◆ **Requirement**:
Comb through the entries for "page" and pull out each line that holds it.

◆ **Provided data**:
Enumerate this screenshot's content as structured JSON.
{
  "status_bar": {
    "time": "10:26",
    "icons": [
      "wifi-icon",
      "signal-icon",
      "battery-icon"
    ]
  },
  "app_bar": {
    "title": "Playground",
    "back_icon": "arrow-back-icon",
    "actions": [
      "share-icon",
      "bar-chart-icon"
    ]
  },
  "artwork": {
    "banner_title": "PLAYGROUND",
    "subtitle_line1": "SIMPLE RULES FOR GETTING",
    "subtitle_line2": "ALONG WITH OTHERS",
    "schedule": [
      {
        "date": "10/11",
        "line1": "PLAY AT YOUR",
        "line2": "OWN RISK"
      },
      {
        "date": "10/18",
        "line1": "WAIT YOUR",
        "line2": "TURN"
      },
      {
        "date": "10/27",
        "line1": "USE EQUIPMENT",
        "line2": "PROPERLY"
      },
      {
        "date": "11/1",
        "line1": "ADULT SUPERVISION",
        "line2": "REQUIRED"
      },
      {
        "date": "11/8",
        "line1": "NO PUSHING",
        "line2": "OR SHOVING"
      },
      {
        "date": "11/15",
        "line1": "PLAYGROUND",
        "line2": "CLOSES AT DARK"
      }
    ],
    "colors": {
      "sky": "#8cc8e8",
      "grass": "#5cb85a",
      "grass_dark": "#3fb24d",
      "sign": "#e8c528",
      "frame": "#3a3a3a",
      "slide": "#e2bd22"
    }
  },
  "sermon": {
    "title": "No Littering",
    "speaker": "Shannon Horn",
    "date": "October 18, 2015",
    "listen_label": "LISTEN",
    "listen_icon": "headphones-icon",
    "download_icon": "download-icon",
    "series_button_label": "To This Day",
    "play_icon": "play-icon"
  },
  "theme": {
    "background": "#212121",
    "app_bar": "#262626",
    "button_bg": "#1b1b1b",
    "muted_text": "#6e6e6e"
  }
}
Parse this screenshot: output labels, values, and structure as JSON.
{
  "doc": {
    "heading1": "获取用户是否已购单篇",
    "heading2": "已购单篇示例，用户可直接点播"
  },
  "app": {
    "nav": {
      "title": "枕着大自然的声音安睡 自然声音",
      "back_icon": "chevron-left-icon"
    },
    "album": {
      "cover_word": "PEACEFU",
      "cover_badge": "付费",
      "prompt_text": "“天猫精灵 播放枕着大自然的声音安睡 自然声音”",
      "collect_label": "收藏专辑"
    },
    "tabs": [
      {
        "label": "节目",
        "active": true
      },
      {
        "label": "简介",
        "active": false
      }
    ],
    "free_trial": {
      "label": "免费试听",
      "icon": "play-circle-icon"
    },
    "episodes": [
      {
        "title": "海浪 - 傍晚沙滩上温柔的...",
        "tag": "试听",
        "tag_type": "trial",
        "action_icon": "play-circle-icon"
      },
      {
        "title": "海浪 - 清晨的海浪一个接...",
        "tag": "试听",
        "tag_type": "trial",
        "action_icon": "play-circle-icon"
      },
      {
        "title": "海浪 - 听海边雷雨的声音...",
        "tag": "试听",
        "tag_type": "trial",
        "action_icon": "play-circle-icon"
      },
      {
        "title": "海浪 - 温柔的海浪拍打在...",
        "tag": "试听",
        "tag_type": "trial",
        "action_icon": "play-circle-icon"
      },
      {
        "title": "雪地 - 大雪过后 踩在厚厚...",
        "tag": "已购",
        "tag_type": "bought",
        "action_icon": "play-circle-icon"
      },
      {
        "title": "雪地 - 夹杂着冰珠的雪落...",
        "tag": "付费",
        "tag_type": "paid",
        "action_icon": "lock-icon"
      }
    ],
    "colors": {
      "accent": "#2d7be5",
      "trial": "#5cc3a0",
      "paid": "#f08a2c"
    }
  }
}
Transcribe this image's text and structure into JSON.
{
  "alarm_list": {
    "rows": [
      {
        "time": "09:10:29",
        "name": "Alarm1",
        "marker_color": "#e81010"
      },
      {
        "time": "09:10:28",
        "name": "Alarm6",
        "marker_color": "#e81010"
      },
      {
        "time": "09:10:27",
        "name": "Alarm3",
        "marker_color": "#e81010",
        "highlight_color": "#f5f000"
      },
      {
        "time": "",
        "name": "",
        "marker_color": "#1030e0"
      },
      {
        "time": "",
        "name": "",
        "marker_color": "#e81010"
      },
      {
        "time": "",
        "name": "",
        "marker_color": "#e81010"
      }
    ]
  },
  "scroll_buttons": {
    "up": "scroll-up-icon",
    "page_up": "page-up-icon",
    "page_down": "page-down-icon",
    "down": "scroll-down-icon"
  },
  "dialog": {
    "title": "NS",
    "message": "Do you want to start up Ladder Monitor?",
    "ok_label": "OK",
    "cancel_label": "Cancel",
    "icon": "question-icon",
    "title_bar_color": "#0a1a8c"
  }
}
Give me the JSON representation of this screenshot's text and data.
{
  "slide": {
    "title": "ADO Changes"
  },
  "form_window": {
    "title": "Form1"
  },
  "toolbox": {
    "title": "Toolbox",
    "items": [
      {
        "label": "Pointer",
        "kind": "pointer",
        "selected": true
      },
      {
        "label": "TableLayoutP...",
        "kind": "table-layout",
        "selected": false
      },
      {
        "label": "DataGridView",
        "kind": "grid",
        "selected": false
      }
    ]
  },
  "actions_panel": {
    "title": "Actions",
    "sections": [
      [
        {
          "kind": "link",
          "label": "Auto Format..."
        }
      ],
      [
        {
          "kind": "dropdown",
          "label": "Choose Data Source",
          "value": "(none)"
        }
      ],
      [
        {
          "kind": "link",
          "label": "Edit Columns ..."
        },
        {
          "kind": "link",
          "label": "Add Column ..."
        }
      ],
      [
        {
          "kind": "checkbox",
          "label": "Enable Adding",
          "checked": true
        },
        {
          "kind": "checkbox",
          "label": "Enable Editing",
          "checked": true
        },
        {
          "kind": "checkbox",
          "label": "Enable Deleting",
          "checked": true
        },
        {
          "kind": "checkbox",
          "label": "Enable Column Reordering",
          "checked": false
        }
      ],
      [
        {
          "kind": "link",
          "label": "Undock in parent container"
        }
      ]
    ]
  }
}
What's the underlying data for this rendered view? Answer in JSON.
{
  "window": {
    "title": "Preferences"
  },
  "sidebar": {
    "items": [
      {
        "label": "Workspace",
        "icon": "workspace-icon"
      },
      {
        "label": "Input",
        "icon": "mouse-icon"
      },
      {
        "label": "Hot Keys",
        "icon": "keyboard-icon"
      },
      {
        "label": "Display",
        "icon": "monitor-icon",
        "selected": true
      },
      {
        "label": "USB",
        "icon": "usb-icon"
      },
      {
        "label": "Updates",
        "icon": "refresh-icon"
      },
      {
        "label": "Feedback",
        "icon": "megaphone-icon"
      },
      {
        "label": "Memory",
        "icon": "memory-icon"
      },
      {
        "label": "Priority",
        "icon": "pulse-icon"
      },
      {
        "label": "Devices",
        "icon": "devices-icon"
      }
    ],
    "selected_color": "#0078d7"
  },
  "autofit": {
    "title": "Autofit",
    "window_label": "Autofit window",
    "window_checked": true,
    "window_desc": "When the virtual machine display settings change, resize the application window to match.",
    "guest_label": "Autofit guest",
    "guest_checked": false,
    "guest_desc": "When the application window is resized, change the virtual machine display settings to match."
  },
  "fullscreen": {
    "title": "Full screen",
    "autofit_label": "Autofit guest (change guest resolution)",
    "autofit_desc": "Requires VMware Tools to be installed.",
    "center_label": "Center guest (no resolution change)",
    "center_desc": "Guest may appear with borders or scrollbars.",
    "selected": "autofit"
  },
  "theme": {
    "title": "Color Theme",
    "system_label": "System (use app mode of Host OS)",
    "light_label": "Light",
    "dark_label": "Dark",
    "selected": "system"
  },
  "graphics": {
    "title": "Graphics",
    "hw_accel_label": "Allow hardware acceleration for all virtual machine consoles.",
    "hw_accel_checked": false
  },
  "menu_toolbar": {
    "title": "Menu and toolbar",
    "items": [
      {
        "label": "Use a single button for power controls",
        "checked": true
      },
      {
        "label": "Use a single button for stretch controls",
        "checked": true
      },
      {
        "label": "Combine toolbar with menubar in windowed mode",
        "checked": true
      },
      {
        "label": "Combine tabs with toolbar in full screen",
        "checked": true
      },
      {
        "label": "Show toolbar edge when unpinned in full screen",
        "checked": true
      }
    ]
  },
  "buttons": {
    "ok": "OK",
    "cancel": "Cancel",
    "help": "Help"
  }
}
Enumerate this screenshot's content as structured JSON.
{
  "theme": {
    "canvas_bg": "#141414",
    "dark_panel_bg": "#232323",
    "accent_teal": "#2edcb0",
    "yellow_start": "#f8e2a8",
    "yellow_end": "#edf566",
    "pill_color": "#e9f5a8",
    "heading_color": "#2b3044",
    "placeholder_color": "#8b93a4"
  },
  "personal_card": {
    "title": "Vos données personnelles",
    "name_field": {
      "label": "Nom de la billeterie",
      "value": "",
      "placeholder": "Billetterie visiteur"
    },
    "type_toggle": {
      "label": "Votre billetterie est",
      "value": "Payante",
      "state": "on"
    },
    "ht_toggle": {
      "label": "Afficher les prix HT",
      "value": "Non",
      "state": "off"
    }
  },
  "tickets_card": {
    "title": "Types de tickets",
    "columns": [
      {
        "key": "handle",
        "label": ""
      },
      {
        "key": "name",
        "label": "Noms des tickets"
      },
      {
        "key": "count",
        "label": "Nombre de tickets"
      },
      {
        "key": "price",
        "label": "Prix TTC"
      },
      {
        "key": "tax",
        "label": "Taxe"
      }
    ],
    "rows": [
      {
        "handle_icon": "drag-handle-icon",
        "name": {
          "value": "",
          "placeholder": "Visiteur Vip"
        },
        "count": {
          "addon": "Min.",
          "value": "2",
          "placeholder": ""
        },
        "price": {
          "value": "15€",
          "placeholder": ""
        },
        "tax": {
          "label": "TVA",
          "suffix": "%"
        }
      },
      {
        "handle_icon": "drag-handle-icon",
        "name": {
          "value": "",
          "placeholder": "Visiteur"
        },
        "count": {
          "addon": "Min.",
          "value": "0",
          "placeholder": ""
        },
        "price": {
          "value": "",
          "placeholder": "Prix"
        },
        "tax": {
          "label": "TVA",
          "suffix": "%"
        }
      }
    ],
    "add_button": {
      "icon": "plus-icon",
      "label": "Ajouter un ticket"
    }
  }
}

◆ **Output for this task**:
    "page_up": "page-up-icon",
    "page_down": "page-down-icon",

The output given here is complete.